Given request:
State the number of lines in these records holding "analysis". Say nothing more.

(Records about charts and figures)
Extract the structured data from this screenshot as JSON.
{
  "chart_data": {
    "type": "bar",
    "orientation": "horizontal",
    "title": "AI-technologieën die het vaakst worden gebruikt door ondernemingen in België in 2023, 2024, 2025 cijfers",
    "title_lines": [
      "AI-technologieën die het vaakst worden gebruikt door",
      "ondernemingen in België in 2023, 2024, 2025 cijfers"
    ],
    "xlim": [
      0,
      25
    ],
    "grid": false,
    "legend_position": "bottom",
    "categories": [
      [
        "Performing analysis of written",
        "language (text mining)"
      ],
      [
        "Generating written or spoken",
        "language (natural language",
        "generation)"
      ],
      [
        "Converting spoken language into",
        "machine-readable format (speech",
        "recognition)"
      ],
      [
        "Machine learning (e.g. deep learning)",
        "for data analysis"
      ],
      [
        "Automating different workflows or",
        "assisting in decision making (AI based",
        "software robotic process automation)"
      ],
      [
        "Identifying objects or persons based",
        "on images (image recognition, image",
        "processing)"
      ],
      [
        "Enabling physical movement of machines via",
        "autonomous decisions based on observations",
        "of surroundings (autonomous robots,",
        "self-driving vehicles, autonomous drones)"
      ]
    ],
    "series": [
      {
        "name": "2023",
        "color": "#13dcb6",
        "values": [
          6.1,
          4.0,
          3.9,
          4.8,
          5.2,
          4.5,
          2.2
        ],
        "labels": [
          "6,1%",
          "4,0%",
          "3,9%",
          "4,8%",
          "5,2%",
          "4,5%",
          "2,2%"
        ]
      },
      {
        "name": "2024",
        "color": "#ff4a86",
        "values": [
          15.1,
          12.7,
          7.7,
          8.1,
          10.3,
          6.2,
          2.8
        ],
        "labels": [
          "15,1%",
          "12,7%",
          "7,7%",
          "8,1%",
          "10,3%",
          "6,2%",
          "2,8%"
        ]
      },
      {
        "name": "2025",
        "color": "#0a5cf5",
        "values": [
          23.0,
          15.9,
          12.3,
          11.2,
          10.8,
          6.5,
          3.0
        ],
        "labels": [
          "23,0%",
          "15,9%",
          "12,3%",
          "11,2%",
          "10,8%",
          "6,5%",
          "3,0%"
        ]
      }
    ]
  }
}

Completed exercise:
2